**Goal of the exercise**. For every line in the data below that contains "before", copy the line.

Dataset items:
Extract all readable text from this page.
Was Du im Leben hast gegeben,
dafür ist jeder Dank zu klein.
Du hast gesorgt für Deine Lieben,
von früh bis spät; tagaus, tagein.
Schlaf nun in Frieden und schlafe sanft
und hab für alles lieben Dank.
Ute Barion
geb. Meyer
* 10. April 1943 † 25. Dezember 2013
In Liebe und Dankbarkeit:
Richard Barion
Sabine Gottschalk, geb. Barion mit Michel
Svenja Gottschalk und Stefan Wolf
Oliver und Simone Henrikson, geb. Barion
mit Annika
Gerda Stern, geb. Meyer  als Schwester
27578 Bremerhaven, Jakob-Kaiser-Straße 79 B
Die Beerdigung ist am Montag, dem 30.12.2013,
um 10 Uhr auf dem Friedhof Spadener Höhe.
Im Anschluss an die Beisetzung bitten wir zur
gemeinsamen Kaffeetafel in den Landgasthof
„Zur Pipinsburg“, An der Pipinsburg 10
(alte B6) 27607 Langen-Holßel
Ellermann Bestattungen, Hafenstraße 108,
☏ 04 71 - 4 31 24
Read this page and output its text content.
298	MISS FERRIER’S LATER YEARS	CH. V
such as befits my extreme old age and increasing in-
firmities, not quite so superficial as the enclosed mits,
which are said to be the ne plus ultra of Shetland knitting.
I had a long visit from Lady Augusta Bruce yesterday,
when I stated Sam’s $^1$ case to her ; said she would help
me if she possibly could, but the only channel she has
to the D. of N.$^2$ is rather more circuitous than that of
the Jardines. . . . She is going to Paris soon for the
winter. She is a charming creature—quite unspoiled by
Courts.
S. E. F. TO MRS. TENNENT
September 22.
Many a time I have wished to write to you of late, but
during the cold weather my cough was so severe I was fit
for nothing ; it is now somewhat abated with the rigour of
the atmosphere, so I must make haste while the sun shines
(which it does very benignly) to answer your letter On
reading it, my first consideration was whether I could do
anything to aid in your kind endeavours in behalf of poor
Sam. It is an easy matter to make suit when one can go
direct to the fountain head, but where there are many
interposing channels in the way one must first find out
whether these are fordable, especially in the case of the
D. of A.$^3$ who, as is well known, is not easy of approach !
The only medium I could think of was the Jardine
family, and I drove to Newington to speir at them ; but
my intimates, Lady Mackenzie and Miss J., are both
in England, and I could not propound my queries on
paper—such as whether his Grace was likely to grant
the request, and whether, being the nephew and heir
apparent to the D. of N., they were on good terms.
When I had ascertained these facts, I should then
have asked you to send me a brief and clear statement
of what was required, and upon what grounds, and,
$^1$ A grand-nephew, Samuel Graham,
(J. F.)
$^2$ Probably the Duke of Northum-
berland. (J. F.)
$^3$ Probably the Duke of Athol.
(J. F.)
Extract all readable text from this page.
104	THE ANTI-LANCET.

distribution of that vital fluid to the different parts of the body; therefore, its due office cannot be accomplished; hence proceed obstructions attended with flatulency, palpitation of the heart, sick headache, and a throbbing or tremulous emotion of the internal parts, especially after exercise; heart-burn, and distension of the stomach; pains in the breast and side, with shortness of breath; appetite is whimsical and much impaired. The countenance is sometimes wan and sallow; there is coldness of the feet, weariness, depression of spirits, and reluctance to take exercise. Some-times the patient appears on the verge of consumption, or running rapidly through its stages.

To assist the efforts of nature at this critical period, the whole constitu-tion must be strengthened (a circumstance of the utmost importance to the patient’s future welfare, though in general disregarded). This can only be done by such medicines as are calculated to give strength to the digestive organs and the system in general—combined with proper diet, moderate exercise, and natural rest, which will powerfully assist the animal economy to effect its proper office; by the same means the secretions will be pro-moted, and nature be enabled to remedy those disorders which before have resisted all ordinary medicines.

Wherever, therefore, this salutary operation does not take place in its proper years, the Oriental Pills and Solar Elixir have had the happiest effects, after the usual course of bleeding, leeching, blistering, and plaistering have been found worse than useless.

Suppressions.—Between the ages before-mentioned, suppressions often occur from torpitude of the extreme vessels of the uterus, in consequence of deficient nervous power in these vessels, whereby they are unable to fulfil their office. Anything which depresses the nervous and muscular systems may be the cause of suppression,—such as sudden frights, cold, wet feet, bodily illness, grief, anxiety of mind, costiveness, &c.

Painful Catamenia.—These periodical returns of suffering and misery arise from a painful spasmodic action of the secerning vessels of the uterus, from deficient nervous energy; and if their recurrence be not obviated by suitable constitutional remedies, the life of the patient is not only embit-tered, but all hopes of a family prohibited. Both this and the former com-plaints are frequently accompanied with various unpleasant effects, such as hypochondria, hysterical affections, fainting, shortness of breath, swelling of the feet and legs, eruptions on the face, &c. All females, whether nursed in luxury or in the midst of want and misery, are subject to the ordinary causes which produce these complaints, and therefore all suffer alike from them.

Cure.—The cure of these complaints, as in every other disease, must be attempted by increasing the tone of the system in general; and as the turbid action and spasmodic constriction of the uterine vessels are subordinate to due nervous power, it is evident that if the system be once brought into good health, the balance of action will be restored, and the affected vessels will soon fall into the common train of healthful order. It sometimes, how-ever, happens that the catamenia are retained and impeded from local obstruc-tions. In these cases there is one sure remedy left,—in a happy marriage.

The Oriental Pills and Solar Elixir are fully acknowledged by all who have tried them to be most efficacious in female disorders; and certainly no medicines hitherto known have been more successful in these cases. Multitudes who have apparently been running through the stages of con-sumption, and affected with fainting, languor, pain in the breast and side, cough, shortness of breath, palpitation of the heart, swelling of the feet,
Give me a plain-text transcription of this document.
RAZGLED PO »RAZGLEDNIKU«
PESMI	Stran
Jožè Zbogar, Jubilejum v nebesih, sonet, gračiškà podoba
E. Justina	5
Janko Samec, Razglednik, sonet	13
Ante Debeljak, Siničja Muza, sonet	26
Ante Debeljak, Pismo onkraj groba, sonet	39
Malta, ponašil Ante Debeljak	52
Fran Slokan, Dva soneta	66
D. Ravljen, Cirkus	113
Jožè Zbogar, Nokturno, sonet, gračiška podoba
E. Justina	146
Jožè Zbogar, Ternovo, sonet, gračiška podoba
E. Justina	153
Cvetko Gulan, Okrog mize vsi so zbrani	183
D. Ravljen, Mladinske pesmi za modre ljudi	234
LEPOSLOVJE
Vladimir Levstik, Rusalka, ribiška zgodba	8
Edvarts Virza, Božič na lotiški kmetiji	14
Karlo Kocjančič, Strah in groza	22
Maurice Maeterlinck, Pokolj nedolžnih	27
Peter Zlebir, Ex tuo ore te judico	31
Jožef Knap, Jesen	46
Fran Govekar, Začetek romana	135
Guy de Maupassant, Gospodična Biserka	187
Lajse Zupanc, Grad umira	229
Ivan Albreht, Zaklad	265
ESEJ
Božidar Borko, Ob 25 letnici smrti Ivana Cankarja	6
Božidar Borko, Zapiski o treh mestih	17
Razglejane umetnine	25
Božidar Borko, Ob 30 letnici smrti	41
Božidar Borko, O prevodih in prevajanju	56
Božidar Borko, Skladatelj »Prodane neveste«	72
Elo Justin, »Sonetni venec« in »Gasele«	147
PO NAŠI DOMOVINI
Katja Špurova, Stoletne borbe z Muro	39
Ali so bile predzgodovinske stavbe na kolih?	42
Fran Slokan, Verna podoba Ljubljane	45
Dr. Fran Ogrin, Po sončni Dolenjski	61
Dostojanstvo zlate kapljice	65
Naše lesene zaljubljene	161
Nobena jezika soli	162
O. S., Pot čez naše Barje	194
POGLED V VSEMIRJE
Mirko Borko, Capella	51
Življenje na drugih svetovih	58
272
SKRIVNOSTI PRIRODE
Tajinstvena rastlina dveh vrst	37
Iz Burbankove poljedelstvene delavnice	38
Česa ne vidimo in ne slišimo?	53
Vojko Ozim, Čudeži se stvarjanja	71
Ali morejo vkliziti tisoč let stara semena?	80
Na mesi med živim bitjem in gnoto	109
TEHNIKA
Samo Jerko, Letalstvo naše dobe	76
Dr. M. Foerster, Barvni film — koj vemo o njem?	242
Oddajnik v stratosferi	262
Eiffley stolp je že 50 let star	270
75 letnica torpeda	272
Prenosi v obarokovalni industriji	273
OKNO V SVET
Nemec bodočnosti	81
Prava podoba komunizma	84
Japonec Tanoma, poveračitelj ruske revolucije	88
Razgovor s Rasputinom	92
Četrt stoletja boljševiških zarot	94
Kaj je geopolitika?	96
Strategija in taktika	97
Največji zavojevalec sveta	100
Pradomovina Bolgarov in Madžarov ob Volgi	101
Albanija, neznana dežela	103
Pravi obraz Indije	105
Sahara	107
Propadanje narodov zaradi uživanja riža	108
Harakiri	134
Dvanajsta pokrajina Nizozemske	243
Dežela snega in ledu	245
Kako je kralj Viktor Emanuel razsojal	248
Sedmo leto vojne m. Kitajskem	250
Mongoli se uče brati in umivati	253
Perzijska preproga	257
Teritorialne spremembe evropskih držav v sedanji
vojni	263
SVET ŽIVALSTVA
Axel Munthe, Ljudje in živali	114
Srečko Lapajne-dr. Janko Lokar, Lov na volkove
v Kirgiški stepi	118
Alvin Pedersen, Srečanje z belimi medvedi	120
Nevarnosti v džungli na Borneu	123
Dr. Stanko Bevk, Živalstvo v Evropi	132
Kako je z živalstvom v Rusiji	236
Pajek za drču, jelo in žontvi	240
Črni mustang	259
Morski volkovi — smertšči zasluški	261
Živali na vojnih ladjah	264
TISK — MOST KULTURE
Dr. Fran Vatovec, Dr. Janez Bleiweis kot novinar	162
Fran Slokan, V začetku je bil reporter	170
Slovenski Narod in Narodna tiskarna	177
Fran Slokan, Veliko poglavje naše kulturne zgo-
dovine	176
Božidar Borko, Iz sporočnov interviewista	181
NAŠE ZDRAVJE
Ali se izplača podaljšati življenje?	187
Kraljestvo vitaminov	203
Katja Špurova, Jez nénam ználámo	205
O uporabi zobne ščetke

**Result below**.
To assist the efforts of nature at this critical period, the whole constitu-tion must be strengthened (a circumstance of the utmost importance to the patient’s future welfare, though in general disregarded). This can only be done by such medicines as are calculated to give strength to the digestive organs and the system in general—combined with proper diet, moderate exercise, and natural rest, which will powerfully assist the animal economy to effect its proper office; by the same means the secretions will be pro-moted, and nature be enabled to remedy those disorders which before have resisted all ordinary medicines.
Suppressions.—Between the ages before-mentioned, suppressions often occur from torpitude of the extreme vessels of the uterus, in consequence of deficient nervous power in these vessels, whereby they are unable to fulfil their office. Anything which depresses the nervous and muscular systems may be the cause of suppression,—such as sudden frights, cold, wet feet, bodily illness, grief, anxiety of mind, costiveness, &c.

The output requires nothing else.